Extracted information:
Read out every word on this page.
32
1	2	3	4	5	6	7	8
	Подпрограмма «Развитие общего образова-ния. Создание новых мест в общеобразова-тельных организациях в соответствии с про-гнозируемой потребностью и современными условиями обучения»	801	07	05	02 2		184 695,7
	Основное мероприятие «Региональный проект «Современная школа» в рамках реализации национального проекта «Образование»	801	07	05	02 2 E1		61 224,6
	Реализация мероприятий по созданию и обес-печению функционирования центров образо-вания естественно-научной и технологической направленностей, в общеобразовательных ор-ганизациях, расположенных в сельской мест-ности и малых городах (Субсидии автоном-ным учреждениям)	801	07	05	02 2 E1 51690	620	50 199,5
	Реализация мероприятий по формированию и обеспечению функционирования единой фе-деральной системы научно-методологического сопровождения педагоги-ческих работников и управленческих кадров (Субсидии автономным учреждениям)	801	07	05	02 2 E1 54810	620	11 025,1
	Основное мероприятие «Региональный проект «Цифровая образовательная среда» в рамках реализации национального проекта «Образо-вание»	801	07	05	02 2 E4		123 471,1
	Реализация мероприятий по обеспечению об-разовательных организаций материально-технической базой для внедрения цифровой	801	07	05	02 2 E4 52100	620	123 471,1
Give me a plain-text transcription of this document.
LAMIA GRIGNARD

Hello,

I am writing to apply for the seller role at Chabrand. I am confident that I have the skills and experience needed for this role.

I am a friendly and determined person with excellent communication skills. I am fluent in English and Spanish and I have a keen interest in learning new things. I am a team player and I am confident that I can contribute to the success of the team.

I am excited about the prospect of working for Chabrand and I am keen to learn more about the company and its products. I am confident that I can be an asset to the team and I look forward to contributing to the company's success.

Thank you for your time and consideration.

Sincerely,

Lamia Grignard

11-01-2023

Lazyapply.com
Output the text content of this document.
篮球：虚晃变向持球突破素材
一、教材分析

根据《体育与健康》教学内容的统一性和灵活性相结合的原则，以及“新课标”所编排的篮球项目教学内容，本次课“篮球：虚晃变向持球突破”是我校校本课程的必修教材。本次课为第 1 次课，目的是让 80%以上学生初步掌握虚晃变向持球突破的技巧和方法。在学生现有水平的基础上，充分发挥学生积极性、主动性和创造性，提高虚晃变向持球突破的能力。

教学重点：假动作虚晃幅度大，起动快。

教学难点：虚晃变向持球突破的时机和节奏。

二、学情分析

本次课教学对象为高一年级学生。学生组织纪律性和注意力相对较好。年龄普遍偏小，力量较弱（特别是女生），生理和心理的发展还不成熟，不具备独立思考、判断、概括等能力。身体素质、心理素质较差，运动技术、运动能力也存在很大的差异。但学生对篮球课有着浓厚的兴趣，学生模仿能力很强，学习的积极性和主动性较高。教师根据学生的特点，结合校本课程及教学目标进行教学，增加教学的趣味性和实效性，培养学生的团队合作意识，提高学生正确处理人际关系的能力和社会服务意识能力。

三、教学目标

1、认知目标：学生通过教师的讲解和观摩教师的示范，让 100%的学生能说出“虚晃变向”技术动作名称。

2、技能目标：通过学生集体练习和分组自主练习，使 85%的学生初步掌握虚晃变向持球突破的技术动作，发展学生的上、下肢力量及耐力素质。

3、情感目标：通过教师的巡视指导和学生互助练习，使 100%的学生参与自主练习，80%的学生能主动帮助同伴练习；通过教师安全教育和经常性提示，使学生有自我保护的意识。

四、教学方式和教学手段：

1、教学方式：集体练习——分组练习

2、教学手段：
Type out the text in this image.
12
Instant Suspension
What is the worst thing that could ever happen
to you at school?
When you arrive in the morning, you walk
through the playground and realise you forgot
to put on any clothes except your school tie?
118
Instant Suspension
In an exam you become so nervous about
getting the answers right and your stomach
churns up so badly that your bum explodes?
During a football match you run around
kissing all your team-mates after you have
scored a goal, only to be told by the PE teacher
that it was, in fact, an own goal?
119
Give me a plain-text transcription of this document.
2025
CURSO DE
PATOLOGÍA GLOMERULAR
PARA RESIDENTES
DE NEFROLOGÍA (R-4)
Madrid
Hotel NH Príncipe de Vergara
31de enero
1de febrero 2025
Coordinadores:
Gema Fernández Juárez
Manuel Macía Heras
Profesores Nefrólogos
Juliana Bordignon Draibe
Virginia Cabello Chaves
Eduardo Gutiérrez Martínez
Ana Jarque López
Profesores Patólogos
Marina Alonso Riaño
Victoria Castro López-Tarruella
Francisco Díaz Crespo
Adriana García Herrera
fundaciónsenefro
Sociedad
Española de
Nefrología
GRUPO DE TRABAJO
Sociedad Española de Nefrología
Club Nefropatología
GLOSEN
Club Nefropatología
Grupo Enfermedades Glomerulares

Stated task:
Quote every line of the data, word for word.

Task response:
Read out every word on this page.
32
1	2	3	4	5	6	7	8
	Подпрограмма «Развитие общего образова-ния. Создание новых мест в общеобразова-тельных организациях в соответствии с про-гнозируемой потребностью и современными условиями обучения»	801	07	05	02 2		184 695,7
	Основное мероприятие «Региональный проект «Современная школа» в рамках реализации национального проекта «Образование»	801	07	05	02 2 E1		61 224,6
	Реализация мероприятий по созданию и обес-печению функционирования центров образо-вания естественно-научной и технологической направленностей, в общеобразовательных ор-ганизациях, расположенных в сельской мест-ности и малых городах (Субсидии автоном-ным учреждениям)	801	07	05	02 2 E1 51690	620	50 199,5
	Реализация мероприятий по формированию и обеспечению функционирования единой фе-деральной системы научно-методологического сопровождения педагоги-ческих работников и управленческих кадров (Субсидии автономным учреждениям)	801	07	05	02 2 E1 54810	620	11 025,1
	Основное мероприятие «Региональный проект «Цифровая образовательная среда» в рамках реализации национального проекта «Образо-вание»	801	07	05	02 2 E4		123 471,1
	Реализация мероприятий по обеспечению об-разовательных организаций материально-технической базой для внедрения цифровой	801	07	05	02 2 E4 52100	620	123 471,1
Give me a plain-text transcription of this document.
LAMIA GRIGNARD

Hello,

I am writing to apply for the seller role at Chabrand. I am confident that I have the skills and experience needed for this role.

I am a friendly and determined person with excellent communication skills. I am fluent in English and Spanish and I have a keen interest in learning new things. I am a team player and I am confident that I can contribute to the success of the team.

I am excited about the prospect of working for Chabrand and I am keen to learn more about the company and its products. I am confident that I can be an asset to the team and I look forward to contributing to the company's success.

Thank you for your time and consideration.

Sincerely,

Lamia Grignard

11-01-2023

Lazyapply.com
Output the text content of this document.
篮球：虚晃变向持球突破素材
一、教材分析

根据《体育与健康》教学内容的统一性和灵活性相结合的原则，以及“新课标”所编排的篮球项目教学内容，本次课“篮球：虚晃变向持球突破”是我校校本课程的必修教材。本次课为第 1 次课，目的是让 80%以上学生初步掌握虚晃变向持球突破的技巧和方法。在学生现有水平的基础上，充分发挥学生积极性、主动性和创造性，提高虚晃变向持球突破的能力。

教学重点：假动作虚晃幅度大，起动快。

教学难点：虚晃变向持球突破的时机和节奏。

二、学情分析

本次课教学对象为高一年级学生。学生组织纪律性和注意力相对较好。年龄普遍偏小，力量较弱（特别是女生），生理和心理的发展还不成熟，不具备独立思考、判断、概括等能力。身体素质、心理素质较差，运动技术、运动能力也存在很大的差异。但学生对篮球课有着浓厚的兴趣，学生模仿能力很强，学习的积极性和主动性较高。教师根据学生的特点，结合校本课程及教学目标进行教学，增加教学的趣味性和实效性，培养学生的团队合作意识，提高学生正确处理人际关系的能力和社会服务意识能力。

三、教学目标

1、认知目标：学生通过教师的讲解和观摩教师的示范，让 100%的学生能说出“虚晃变向”技术动作名称。

2、技能目标：通过学生集体练习和分组自主练习，使 85%的学生初步掌握虚晃变向持球突破的技术动作，发展学生的上、下肢力量及耐力素质。

3、情感目标：通过教师的巡视指导和学生互助练习，使 100%的学生参与自主练习，80%的学生能主动帮助同伴练习；通过教师安全教育和经常性提示，使学生有自我保护的意识。

四、教学方式和教学手段：

1、教学方式：集体练习——分组练习

2、教学手段：
Type out the text in this image.
12
Instant Suspension
What is the worst thing that could ever happen
to you at school?
When you arrive in the morning, you walk
through the playground and realise you forgot
to put on any clothes except your school tie?
118
Instant Suspension
In an exam you become so nervous about
getting the answers right and your stomach
churns up so badly that your bum explodes?
During a football match you run around
kissing all your team-mates after you have
scored a goal, only to be told by the PE teacher
that it was, in fact, an own goal?
119
Give me a plain-text transcription of this document.
2025
CURSO DE
PATOLOGÍA GLOMERULAR
PARA RESIDENTES
DE NEFROLOGÍA (R-4)
Madrid
Hotel NH Príncipe de Vergara
31de enero
1de febrero 2025
Coordinadores:
Gema Fernández Juárez
Manuel Macía Heras
Profesores Nefrólogos
Juliana Bordignon Draibe
Virginia Cabello Chaves
Eduardo Gutiérrez Martínez
Ana Jarque López
Profesores Patólogos
Marina Alonso Riaño
Victoria Castro López-Tarruella
Francisco Díaz Crespo
Adriana García Herrera
fundaciónsenefro
Sociedad
Española de
Nefrología
GRUPO DE TRABAJO
Sociedad Española de Nefrología
Club Nefropatología
GLOSEN
Club Nefropatología
Grupo Enfermedades Glomerulares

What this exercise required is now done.